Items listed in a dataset
• • • • • • •
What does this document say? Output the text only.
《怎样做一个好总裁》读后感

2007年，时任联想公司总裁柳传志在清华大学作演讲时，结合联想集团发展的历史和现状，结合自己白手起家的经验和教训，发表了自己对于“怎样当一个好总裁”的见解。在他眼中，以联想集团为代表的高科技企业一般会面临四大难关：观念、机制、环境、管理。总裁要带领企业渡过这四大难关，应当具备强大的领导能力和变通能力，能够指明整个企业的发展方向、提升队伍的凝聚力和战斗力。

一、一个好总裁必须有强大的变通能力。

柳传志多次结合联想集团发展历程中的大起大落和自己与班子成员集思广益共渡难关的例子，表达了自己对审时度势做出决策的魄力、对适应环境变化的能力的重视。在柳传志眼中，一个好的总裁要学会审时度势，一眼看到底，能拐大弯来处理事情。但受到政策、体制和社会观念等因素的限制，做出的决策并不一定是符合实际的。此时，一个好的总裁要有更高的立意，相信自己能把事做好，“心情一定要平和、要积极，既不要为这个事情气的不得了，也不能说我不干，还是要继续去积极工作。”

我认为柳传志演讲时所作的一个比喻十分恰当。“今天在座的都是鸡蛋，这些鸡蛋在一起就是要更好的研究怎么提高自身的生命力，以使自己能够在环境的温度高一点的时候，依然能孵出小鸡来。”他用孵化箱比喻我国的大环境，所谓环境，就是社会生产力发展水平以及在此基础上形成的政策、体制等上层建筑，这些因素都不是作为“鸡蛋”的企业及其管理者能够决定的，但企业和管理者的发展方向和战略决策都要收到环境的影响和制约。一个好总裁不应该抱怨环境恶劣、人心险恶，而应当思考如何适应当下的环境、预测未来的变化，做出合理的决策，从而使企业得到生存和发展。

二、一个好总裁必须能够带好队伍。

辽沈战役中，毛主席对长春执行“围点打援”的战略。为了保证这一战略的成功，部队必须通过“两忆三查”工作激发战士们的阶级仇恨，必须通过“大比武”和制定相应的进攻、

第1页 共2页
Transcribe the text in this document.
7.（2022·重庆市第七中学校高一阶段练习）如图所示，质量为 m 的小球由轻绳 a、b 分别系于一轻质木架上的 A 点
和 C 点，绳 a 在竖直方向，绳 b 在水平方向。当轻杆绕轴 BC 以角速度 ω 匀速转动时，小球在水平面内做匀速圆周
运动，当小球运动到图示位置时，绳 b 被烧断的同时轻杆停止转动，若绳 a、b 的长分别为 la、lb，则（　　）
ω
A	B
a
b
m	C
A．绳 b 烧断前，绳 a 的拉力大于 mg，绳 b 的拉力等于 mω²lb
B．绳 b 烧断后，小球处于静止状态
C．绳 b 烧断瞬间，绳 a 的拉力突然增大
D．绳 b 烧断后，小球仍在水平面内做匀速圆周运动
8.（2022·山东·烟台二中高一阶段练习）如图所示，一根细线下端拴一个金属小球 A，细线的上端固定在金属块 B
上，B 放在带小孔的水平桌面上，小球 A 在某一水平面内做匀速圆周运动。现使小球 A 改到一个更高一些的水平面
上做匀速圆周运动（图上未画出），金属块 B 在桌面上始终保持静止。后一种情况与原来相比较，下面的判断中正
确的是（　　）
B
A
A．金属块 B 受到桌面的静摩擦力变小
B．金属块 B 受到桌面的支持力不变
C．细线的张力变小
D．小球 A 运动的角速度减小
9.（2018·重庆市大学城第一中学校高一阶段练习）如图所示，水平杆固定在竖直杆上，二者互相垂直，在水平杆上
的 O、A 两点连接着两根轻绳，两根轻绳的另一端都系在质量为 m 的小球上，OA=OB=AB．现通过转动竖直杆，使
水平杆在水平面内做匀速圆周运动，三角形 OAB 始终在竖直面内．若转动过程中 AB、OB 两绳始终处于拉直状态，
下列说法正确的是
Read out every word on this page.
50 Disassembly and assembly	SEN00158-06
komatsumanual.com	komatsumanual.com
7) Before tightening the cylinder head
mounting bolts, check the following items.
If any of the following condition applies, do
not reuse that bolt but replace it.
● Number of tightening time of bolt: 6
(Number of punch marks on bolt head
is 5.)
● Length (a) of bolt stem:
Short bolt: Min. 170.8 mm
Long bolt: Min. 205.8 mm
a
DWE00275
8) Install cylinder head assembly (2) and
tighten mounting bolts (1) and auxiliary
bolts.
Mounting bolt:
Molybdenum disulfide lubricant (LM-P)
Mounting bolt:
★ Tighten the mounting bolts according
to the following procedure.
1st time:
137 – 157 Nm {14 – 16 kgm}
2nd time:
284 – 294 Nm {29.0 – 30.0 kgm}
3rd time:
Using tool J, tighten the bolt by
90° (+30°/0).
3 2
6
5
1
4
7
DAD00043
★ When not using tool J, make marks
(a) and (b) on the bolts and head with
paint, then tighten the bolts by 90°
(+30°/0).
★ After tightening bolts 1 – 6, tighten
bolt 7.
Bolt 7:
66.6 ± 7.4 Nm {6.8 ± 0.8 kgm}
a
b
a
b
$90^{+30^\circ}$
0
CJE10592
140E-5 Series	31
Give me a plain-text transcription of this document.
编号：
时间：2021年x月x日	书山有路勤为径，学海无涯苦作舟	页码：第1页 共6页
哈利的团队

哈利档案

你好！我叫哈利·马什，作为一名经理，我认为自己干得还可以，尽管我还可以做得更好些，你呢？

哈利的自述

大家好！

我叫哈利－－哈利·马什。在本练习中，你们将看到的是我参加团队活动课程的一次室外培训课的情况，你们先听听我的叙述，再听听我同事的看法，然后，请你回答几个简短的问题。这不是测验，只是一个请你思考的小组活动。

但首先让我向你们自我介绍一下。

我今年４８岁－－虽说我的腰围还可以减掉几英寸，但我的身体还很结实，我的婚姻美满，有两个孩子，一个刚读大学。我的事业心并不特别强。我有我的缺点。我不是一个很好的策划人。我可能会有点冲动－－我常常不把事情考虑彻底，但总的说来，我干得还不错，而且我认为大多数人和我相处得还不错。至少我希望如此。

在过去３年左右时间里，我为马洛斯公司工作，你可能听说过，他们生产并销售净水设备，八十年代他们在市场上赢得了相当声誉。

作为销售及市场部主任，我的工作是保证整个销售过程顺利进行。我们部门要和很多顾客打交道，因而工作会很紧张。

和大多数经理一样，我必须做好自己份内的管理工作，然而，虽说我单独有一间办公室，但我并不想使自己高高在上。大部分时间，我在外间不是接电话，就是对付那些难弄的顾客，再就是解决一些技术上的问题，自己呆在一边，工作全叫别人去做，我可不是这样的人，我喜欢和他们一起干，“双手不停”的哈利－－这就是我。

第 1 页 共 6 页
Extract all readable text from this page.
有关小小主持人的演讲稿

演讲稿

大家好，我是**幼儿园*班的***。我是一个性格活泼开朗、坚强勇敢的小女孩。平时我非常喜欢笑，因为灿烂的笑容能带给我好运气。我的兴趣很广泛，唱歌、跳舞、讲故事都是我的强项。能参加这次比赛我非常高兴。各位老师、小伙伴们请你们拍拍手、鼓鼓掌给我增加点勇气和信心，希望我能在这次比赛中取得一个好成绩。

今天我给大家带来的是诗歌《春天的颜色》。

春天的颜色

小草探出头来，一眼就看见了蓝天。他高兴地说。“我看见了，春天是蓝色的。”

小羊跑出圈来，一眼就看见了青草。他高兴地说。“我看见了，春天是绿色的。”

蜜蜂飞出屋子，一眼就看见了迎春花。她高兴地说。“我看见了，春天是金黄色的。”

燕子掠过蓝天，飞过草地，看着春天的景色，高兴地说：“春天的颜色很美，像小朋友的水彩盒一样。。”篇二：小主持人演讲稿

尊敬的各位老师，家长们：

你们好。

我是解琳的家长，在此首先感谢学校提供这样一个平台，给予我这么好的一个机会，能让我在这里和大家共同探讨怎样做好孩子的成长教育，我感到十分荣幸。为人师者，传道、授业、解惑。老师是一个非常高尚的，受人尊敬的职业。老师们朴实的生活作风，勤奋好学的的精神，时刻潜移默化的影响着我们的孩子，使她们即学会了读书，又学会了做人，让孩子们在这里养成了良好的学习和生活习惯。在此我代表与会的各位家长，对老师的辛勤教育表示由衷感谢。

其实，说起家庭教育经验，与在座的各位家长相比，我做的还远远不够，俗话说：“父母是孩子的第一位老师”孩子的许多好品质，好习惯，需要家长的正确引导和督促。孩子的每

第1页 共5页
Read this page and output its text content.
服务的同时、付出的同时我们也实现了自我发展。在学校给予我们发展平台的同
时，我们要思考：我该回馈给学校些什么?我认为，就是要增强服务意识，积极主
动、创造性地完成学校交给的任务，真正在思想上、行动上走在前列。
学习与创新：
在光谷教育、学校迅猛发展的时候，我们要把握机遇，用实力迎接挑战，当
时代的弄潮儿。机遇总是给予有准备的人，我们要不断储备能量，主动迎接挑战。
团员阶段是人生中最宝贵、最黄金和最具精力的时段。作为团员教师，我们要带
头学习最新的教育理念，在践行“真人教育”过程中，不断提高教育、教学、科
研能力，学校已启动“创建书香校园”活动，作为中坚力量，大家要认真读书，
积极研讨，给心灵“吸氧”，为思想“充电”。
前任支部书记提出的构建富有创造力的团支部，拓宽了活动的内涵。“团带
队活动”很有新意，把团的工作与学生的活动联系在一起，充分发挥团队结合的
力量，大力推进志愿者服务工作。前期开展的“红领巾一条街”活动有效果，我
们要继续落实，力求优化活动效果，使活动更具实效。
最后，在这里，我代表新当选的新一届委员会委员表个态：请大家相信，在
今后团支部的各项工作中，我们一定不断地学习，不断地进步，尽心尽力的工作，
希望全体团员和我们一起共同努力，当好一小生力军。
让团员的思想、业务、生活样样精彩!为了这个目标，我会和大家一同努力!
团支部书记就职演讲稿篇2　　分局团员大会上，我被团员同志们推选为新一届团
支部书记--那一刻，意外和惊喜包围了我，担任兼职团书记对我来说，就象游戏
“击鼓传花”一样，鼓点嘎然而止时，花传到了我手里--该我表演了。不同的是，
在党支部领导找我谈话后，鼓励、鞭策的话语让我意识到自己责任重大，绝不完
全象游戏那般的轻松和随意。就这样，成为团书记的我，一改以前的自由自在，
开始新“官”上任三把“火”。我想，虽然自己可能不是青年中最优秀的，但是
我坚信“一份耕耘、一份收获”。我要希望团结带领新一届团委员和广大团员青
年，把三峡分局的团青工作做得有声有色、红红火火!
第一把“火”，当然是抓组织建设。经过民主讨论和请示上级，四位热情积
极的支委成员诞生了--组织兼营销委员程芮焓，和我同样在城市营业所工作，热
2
• • • • • • •
In the records above, how many lines include the string "他高兴地说"? Answer with only the number.

THE RESULT:
2